Extracted data →
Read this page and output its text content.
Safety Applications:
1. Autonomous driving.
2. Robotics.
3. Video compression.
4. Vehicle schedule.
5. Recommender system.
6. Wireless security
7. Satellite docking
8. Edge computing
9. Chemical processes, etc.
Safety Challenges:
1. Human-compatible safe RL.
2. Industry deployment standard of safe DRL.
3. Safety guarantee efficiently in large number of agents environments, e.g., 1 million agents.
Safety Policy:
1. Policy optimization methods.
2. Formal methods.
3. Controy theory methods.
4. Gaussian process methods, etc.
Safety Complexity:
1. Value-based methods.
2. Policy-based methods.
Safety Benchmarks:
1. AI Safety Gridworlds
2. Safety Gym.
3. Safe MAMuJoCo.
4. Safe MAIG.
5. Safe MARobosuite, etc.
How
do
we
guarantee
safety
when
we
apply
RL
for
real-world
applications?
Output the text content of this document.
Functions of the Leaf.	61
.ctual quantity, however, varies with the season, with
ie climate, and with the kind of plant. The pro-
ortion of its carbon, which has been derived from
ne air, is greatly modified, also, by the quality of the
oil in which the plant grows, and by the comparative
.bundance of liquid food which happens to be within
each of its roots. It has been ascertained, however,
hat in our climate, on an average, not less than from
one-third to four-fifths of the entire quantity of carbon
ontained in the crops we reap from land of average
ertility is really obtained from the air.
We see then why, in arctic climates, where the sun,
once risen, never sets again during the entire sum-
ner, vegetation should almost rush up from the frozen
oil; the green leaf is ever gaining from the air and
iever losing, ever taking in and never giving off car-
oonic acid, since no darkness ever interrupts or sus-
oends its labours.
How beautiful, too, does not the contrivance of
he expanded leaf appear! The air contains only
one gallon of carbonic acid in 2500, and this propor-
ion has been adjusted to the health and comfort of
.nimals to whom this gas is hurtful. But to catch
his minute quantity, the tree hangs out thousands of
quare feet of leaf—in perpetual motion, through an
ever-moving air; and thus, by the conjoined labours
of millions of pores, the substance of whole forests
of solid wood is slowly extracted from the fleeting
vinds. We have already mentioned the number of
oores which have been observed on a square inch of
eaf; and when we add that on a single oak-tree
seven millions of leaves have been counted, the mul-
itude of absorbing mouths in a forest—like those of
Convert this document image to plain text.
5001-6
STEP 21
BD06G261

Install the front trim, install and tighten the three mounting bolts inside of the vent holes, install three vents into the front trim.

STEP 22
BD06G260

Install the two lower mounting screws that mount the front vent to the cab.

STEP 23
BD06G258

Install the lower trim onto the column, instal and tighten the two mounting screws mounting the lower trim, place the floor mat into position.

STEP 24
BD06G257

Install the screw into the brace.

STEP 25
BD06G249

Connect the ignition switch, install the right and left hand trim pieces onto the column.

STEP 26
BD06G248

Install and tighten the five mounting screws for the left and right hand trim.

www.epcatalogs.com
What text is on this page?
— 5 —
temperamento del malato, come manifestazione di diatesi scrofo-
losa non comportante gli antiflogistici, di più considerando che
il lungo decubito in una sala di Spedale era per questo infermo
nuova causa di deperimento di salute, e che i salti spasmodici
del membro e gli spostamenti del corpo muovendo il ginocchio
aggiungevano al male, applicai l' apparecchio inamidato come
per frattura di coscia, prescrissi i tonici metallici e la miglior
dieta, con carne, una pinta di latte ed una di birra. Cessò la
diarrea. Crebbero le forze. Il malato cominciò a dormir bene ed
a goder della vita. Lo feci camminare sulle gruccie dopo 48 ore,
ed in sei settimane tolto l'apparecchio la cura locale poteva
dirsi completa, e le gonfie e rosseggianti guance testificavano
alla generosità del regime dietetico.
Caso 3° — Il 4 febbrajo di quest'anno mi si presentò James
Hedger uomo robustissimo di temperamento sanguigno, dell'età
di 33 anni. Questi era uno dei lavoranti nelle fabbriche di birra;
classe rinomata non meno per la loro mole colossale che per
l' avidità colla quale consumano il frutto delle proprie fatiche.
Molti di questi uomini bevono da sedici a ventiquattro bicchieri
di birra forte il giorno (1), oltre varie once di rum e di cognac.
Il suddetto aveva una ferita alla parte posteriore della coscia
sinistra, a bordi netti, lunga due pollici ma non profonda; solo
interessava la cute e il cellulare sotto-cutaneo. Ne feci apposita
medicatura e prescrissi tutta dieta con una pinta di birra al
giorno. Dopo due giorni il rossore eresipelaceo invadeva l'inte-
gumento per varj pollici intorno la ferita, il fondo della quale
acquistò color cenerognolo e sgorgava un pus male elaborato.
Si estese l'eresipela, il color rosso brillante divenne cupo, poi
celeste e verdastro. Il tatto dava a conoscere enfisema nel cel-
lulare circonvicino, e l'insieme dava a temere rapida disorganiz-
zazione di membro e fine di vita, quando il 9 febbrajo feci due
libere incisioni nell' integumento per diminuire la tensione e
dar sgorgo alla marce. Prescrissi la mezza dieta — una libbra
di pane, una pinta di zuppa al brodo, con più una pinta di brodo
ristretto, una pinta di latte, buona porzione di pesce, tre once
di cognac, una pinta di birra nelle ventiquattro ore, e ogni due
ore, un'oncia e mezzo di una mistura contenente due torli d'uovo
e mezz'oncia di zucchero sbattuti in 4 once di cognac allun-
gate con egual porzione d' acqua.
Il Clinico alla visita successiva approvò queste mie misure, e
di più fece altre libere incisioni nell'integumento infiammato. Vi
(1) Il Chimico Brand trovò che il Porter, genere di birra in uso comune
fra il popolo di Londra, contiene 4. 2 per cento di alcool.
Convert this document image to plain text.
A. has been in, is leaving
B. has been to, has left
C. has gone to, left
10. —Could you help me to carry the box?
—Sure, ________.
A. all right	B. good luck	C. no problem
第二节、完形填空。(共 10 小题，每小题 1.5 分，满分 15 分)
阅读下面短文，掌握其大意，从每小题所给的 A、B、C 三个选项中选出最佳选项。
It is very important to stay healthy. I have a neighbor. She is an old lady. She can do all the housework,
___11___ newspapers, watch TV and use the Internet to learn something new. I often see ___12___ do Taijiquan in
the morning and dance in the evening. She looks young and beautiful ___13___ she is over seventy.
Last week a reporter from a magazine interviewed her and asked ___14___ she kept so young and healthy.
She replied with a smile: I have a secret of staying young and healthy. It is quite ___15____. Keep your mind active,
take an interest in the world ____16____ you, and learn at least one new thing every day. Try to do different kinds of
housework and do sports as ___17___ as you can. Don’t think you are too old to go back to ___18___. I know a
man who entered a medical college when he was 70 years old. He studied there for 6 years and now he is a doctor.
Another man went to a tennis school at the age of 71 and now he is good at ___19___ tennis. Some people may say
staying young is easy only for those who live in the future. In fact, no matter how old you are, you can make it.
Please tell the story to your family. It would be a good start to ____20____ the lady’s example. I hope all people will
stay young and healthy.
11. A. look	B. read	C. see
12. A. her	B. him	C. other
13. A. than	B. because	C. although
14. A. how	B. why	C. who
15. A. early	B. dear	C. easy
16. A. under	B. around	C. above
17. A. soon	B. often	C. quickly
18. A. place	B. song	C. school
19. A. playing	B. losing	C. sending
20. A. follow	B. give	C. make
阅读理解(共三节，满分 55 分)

Job →
Set down the entries above again, word for word.

Solution for this task →
Read this page and output its text content.
Safety Applications:
1. Autonomous driving.
2. Robotics.
3. Video compression.
4. Vehicle schedule.
5. Recommender system.
6. Wireless security
7. Satellite docking
8. Edge computing
9. Chemical processes, etc.
Safety Challenges:
1. Human-compatible safe RL.
2. Industry deployment standard of safe DRL.
3. Safety guarantee efficiently in large number of agents environments, e.g., 1 million agents.
Safety Policy:
1. Policy optimization methods.
2. Formal methods.
3. Controy theory methods.
4. Gaussian process methods, etc.
Safety Complexity:
1. Value-based methods.
2. Policy-based methods.
Safety Benchmarks:
1. AI Safety Gridworlds
2. Safety Gym.
3. Safe MAMuJoCo.
4. Safe MAIG.
5. Safe MARobosuite, etc.
How
do
we
guarantee
safety
when
we
apply
RL
for
real-world
applications?
Output the text content of this document.
Functions of the Leaf.	61
.ctual quantity, however, varies with the season, with
ie climate, and with the kind of plant. The pro-
ortion of its carbon, which has been derived from
ne air, is greatly modified, also, by the quality of the
oil in which the plant grows, and by the comparative
.bundance of liquid food which happens to be within
each of its roots. It has been ascertained, however,
hat in our climate, on an average, not less than from
one-third to four-fifths of the entire quantity of carbon
ontained in the crops we reap from land of average
ertility is really obtained from the air.
We see then why, in arctic climates, where the sun,
once risen, never sets again during the entire sum-
ner, vegetation should almost rush up from the frozen
oil; the green leaf is ever gaining from the air and
iever losing, ever taking in and never giving off car-
oonic acid, since no darkness ever interrupts or sus-
oends its labours.
How beautiful, too, does not the contrivance of
he expanded leaf appear! The air contains only
one gallon of carbonic acid in 2500, and this propor-
ion has been adjusted to the health and comfort of
.nimals to whom this gas is hurtful. But to catch
his minute quantity, the tree hangs out thousands of
quare feet of leaf—in perpetual motion, through an
ever-moving air; and thus, by the conjoined labours
of millions of pores, the substance of whole forests
of solid wood is slowly extracted from the fleeting
vinds. We have already mentioned the number of
oores which have been observed on a square inch of
eaf; and when we add that on a single oak-tree
seven millions of leaves have been counted, the mul-
itude of absorbing mouths in a forest—like those of
Convert this document image to plain text.
5001-6
STEP 21
BD06G261

Install the front trim, install and tighten the three mounting bolts inside of the vent holes, install three vents into the front trim.

STEP 22
BD06G260

Install the two lower mounting screws that mount the front vent to the cab.

STEP 23
BD06G258

Install the lower trim onto the column, instal and tighten the two mounting screws mounting the lower trim, place the floor mat into position.

STEP 24
BD06G257

Install the screw into the brace.

STEP 25
BD06G249

Connect the ignition switch, install the right and left hand trim pieces onto the column.

STEP 26
BD06G248

Install and tighten the five mounting screws for the left and right hand trim.

www.epcatalogs.com
What text is on this page?
— 5 —
temperamento del malato, come manifestazione di diatesi scrofo-
losa non comportante gli antiflogistici, di più considerando che
il lungo decubito in una sala di Spedale era per questo infermo
nuova causa di deperimento di salute, e che i salti spasmodici
del membro e gli spostamenti del corpo muovendo il ginocchio
aggiungevano al male, applicai l' apparecchio inamidato come
per frattura di coscia, prescrissi i tonici metallici e la miglior
dieta, con carne, una pinta di latte ed una di birra. Cessò la
diarrea. Crebbero le forze. Il malato cominciò a dormir bene ed
a goder della vita. Lo feci camminare sulle gruccie dopo 48 ore,
ed in sei settimane tolto l'apparecchio la cura locale poteva
dirsi completa, e le gonfie e rosseggianti guance testificavano
alla generosità del regime dietetico.
Caso 3° — Il 4 febbrajo di quest'anno mi si presentò James
Hedger uomo robustissimo di temperamento sanguigno, dell'età
di 33 anni. Questi era uno dei lavoranti nelle fabbriche di birra;
classe rinomata non meno per la loro mole colossale che per
l' avidità colla quale consumano il frutto delle proprie fatiche.
Molti di questi uomini bevono da sedici a ventiquattro bicchieri
di birra forte il giorno (1), oltre varie once di rum e di cognac.
Il suddetto aveva una ferita alla parte posteriore della coscia
sinistra, a bordi netti, lunga due pollici ma non profonda; solo
interessava la cute e il cellulare sotto-cutaneo. Ne feci apposita
medicatura e prescrissi tutta dieta con una pinta di birra al
giorno. Dopo due giorni il rossore eresipelaceo invadeva l'inte-
gumento per varj pollici intorno la ferita, il fondo della quale
acquistò color cenerognolo e sgorgava un pus male elaborato.
Si estese l'eresipela, il color rosso brillante divenne cupo, poi
celeste e verdastro. Il tatto dava a conoscere enfisema nel cel-
lulare circonvicino, e l'insieme dava a temere rapida disorganiz-
zazione di membro e fine di vita, quando il 9 febbrajo feci due
libere incisioni nell' integumento per diminuire la tensione e
dar sgorgo alla marce. Prescrissi la mezza dieta — una libbra
di pane, una pinta di zuppa al brodo, con più una pinta di brodo
ristretto, una pinta di latte, buona porzione di pesce, tre once
di cognac, una pinta di birra nelle ventiquattro ore, e ogni due
ore, un'oncia e mezzo di una mistura contenente due torli d'uovo
e mezz'oncia di zucchero sbattuti in 4 once di cognac allun-
gate con egual porzione d' acqua.
Il Clinico alla visita successiva approvò queste mie misure, e
di più fece altre libere incisioni nell'integumento infiammato. Vi
(1) Il Chimico Brand trovò che il Porter, genere di birra in uso comune
fra il popolo di Londra, contiene 4. 2 per cento di alcool.
Convert this document image to plain text.
A. has been in, is leaving
B. has been to, has left
C. has gone to, left
10. —Could you help me to carry the box?
—Sure, ________.
A. all right	B. good luck	C. no problem
第二节、完形填空。(共 10 小题，每小题 1.5 分，满分 15 分)
阅读下面短文，掌握其大意，从每小题所给的 A、B、C 三个选项中选出最佳选项。
It is very important to stay healthy. I have a neighbor. She is an old lady. She can do all the housework,
___11___ newspapers, watch TV and use the Internet to learn something new. I often see ___12___ do Taijiquan in
the morning and dance in the evening. She looks young and beautiful ___13___ she is over seventy.
Last week a reporter from a magazine interviewed her and asked ___14___ she kept so young and healthy.
She replied with a smile: I have a secret of staying young and healthy. It is quite ___15____. Keep your mind active,
take an interest in the world ____16____ you, and learn at least one new thing every day. Try to do different kinds of
housework and do sports as ___17___ as you can. Don’t think you are too old to go back to ___18___. I know a
man who entered a medical college when he was 70 years old. He studied there for 6 years and now he is a doctor.
Another man went to a tennis school at the age of 71 and now he is good at ___19___ tennis. Some people may say
staying young is easy only for those who live in the future. In fact, no matter how old you are, you can make it.
Please tell the story to your family. It would be a good start to ____20____ the lady’s example. I hope all people will
stay young and healthy.
11. A. look	B. read	C. see
12. A. her	B. him	C. other
13. A. than	B. because	C. although
14. A. how	B. why	C. who
15. A. early	B. dear	C. easy
16. A. under	B. around	C. above
17. A. soon	B. often	C. quickly
18. A. place	B. song	C. school
19. A. playing	B. losing	C. sending
20. A. follow	B. give	C. make
阅读理解(共三节，满分 55 分)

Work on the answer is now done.